**RECORDS FOR PROCESSING:**

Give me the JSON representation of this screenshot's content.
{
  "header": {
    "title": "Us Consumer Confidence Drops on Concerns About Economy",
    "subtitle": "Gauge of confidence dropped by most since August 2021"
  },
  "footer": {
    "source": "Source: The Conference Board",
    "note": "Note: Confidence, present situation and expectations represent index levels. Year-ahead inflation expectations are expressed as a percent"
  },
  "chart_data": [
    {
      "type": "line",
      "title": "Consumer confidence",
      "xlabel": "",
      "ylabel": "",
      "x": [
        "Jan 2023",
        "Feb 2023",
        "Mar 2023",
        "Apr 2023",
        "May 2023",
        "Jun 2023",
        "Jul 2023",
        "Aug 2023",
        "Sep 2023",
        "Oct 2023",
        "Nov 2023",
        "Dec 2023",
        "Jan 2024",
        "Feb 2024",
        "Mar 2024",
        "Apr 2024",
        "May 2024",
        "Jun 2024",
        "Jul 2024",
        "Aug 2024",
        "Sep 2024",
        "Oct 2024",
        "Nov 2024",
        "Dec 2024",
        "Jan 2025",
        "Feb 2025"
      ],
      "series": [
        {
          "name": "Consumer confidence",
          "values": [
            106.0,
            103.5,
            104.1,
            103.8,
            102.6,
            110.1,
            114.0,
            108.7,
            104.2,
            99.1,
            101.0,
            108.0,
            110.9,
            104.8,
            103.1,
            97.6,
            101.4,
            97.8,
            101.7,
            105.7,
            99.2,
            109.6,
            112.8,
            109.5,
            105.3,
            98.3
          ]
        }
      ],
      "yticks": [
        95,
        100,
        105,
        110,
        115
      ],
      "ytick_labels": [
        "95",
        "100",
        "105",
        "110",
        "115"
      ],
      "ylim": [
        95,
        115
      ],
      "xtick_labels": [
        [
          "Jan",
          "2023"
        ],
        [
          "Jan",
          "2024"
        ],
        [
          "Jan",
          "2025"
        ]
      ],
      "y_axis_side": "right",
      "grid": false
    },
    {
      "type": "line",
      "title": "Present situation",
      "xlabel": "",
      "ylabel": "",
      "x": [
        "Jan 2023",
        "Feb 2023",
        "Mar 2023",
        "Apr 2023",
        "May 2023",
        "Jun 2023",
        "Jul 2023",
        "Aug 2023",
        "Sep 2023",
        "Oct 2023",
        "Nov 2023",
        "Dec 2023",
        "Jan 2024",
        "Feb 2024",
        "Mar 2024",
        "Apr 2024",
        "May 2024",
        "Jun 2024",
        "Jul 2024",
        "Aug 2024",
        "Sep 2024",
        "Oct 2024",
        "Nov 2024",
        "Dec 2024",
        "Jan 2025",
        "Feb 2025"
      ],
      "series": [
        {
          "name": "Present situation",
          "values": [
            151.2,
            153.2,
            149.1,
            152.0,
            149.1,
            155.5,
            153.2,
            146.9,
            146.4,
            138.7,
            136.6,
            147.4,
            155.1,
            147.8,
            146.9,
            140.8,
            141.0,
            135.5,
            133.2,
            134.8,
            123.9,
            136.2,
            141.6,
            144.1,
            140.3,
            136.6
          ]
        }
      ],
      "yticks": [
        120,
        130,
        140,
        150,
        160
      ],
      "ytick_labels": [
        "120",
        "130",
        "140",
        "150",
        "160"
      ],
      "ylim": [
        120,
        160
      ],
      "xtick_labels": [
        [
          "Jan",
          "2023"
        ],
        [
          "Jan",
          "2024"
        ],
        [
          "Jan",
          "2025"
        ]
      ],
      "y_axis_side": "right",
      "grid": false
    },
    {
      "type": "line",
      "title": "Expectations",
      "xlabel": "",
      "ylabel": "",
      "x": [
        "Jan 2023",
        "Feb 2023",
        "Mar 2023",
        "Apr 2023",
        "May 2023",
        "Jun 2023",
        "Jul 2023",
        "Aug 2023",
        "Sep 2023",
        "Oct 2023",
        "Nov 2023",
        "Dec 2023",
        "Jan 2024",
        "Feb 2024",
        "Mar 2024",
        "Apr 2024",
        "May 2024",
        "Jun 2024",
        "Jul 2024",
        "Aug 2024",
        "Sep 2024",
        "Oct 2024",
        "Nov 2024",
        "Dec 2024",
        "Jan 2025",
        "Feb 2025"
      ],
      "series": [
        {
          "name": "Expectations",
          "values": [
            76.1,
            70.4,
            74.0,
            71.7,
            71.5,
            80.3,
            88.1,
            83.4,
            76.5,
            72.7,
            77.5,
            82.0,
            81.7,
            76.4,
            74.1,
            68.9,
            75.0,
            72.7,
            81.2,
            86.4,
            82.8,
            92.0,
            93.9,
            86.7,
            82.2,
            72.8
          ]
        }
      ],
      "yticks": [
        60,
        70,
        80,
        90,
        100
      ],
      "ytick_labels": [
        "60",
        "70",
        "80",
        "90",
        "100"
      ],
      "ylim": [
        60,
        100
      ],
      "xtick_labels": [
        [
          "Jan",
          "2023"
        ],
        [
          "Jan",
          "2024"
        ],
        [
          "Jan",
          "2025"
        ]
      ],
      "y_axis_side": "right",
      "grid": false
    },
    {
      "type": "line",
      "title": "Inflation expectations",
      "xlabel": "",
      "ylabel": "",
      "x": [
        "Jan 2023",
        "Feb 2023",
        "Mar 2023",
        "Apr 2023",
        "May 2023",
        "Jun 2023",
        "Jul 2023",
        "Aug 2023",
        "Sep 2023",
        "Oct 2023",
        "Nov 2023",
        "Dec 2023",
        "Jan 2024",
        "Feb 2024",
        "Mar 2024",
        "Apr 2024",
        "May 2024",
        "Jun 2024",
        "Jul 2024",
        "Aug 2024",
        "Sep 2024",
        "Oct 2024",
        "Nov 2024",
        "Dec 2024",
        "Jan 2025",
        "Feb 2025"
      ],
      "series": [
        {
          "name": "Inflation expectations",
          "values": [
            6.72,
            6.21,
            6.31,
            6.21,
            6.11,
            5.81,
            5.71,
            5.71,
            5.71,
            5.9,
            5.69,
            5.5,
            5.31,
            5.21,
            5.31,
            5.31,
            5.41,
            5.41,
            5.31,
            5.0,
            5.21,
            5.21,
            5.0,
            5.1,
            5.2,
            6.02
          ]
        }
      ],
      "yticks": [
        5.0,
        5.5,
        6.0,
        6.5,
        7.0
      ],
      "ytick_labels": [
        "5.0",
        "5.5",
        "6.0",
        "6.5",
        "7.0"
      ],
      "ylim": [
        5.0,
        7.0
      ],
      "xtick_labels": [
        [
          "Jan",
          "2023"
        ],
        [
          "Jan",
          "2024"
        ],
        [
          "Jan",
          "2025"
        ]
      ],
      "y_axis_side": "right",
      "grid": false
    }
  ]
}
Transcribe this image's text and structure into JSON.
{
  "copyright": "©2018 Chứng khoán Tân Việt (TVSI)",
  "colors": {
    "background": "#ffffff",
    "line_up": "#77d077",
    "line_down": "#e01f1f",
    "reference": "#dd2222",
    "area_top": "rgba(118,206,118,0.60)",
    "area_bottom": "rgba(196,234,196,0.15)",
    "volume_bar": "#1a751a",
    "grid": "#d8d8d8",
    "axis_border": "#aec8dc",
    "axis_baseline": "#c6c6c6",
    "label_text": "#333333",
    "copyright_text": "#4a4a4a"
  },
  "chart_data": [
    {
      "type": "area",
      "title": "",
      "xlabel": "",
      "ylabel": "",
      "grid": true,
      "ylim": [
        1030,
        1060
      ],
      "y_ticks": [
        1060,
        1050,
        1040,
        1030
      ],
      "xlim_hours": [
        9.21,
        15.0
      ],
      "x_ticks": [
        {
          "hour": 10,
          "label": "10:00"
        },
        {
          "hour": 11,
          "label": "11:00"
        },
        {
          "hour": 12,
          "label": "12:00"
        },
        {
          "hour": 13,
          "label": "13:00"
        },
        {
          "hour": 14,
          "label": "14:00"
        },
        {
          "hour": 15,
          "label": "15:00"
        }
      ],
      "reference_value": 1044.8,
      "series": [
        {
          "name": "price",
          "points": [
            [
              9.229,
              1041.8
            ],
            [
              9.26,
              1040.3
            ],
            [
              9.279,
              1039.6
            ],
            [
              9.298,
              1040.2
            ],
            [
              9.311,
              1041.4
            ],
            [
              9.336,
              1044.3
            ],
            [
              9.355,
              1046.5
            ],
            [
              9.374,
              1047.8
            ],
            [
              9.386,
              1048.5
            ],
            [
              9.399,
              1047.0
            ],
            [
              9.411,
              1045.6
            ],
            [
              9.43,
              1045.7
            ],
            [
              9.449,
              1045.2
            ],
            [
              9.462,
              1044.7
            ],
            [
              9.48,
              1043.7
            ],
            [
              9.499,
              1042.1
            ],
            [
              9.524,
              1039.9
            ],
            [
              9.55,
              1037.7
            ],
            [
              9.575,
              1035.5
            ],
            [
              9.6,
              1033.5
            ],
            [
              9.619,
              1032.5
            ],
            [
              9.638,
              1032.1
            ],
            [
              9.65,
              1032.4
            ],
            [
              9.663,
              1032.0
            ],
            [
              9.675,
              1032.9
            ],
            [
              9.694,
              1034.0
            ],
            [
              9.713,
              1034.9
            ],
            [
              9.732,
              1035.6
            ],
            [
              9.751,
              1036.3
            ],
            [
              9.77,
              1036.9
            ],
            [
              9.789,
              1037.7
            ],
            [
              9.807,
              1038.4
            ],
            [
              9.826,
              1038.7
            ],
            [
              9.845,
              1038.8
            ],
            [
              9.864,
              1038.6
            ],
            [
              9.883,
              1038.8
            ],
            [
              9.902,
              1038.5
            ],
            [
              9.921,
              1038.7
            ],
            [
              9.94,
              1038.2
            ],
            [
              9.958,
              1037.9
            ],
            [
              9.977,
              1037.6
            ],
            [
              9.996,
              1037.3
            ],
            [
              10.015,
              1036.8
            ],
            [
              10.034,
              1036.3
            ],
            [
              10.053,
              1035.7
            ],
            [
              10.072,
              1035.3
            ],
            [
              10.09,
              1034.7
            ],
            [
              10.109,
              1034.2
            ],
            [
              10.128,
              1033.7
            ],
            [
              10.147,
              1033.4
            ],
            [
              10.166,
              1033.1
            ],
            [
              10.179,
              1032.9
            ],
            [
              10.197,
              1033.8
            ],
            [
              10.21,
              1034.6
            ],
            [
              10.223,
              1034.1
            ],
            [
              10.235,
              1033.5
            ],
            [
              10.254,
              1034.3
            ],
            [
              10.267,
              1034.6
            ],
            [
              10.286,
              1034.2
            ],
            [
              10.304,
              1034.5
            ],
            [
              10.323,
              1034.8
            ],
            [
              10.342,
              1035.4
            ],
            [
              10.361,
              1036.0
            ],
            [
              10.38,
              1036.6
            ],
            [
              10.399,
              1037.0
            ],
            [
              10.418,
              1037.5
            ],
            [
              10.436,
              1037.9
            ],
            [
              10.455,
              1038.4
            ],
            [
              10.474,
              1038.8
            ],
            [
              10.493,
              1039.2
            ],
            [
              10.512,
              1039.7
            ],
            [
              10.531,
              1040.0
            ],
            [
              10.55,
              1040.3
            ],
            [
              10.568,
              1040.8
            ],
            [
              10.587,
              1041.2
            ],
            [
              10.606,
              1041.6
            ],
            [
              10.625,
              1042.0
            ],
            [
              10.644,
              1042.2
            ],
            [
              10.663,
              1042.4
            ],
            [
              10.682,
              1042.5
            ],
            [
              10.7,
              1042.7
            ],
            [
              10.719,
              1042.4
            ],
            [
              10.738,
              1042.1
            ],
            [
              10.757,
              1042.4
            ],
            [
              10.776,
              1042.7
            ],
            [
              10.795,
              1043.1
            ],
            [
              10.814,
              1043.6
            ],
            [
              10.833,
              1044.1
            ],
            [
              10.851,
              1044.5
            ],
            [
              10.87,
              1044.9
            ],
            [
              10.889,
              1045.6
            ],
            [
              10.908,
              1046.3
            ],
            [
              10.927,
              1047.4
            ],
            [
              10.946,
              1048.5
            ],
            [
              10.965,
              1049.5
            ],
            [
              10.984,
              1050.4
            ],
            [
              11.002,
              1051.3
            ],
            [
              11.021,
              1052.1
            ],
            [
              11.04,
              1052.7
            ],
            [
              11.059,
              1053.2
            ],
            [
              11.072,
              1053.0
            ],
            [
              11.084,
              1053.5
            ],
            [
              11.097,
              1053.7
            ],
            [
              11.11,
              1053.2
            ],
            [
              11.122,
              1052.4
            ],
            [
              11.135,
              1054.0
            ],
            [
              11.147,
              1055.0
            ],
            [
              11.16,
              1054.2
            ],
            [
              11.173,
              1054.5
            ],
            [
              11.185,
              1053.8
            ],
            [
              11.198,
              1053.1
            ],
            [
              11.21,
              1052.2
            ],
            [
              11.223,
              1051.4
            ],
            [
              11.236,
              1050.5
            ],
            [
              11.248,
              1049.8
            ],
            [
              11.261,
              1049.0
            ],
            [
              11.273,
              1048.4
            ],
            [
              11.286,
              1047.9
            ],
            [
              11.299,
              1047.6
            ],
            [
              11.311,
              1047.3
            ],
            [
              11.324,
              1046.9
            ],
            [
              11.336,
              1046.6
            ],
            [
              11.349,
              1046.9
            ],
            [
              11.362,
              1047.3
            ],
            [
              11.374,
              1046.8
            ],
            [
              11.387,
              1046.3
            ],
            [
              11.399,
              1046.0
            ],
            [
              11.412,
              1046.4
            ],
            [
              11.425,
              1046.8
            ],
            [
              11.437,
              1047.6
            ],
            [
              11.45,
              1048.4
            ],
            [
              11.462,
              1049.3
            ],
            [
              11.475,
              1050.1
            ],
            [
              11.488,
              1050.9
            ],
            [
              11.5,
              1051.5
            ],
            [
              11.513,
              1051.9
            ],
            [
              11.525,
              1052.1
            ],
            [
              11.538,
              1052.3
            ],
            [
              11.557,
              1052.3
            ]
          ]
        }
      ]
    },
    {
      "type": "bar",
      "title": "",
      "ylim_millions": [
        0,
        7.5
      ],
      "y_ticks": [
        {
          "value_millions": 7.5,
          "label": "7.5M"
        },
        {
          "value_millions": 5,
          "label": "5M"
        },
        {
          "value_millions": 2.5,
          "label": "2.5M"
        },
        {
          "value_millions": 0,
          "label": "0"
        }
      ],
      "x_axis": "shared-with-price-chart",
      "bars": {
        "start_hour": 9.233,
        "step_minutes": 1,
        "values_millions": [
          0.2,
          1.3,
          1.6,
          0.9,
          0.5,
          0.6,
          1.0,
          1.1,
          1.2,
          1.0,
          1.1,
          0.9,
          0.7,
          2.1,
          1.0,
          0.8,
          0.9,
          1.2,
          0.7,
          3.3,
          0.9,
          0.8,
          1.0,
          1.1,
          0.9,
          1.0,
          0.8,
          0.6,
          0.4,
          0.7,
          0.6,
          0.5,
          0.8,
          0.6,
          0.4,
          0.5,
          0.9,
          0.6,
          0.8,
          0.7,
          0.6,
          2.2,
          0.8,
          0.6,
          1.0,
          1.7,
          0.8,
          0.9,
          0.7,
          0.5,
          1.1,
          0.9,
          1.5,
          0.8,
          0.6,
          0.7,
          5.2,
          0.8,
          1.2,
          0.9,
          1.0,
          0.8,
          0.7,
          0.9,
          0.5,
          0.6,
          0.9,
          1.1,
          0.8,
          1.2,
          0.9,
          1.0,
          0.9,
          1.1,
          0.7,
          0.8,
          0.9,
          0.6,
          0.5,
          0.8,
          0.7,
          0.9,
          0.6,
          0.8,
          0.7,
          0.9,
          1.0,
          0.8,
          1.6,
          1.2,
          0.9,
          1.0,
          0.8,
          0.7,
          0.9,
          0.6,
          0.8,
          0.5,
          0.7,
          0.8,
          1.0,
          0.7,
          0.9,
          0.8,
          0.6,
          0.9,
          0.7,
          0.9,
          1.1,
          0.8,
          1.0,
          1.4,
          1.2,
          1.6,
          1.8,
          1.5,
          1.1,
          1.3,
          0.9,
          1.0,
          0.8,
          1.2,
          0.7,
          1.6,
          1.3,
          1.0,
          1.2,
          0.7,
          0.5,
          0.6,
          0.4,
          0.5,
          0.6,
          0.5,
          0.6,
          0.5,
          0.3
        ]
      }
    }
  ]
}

**GOAL:** Select, from the listing, all lines that include the word "this".

**REPLY:**
Give me the JSON representation of this screenshot's content.
Transcribe this image's text and structure into JSON.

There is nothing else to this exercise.